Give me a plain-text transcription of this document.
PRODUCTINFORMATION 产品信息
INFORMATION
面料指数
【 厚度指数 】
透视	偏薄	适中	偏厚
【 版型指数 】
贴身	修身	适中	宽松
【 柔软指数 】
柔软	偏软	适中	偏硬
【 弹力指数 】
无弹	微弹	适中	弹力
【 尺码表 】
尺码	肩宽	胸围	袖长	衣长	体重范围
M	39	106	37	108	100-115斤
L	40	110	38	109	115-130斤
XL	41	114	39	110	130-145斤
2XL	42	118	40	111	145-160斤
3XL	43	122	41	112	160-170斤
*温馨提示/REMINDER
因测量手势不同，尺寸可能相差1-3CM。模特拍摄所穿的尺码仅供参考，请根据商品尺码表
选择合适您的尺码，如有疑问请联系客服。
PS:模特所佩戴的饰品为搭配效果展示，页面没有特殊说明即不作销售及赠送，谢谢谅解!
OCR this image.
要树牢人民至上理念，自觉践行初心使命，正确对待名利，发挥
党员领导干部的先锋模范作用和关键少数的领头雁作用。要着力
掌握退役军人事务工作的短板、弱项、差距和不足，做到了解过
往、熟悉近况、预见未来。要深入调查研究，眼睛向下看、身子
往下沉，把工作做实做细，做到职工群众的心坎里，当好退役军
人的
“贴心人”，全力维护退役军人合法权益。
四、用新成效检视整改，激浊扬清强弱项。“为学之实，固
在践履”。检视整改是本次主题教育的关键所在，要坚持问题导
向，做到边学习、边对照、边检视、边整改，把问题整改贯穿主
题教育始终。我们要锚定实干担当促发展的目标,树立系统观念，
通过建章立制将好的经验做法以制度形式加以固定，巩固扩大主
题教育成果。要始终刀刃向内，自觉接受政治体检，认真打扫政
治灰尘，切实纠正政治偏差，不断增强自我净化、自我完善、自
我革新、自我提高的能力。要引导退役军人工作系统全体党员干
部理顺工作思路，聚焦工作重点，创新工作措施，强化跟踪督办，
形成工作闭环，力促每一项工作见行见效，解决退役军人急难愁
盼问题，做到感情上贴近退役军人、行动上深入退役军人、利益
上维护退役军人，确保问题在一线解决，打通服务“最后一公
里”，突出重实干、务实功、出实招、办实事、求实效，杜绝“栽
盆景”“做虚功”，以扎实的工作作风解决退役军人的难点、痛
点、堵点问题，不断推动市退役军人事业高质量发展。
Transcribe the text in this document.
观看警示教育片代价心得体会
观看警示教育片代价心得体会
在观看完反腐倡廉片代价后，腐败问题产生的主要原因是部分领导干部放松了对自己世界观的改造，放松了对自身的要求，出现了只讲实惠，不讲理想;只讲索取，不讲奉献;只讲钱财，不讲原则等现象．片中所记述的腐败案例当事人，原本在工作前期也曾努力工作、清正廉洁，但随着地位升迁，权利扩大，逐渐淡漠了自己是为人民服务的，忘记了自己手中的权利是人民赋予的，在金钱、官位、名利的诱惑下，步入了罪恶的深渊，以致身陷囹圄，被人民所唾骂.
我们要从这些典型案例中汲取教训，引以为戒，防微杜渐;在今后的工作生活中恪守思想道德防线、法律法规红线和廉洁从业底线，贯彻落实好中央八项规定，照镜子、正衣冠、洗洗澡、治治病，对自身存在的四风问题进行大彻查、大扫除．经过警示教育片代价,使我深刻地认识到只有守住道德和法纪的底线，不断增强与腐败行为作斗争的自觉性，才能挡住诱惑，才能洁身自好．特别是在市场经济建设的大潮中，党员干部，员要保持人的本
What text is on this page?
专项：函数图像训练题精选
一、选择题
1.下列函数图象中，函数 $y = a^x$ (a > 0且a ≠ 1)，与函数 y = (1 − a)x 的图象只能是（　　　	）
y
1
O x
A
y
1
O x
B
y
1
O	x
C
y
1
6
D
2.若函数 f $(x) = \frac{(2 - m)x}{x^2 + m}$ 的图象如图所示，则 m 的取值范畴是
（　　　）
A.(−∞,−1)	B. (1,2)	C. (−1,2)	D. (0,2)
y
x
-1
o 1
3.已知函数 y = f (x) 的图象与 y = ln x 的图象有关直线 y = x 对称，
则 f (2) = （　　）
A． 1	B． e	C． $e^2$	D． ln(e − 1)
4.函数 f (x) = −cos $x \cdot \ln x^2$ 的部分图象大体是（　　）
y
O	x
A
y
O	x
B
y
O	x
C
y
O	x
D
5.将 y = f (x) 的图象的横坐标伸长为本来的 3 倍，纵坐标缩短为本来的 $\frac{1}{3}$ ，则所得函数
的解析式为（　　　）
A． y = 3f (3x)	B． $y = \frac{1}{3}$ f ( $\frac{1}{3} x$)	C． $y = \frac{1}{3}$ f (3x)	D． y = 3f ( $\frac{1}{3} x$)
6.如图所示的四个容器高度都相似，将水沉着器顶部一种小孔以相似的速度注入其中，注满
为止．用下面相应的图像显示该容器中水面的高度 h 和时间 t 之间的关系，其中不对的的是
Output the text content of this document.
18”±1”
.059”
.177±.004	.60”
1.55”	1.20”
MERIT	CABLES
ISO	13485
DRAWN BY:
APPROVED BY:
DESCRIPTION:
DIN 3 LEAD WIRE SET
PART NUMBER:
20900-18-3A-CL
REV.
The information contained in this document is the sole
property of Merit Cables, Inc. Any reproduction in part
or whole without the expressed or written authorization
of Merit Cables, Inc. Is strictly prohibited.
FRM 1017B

YOUR INSTRUCTIONS: Which lines include the word "text"? Copy every one of them.

REPLY TO THE EXERCISE:
Give me a plain-text transcription of this document.
Transcribe the text in this document.
What text is on this page?
Output the text content of this document.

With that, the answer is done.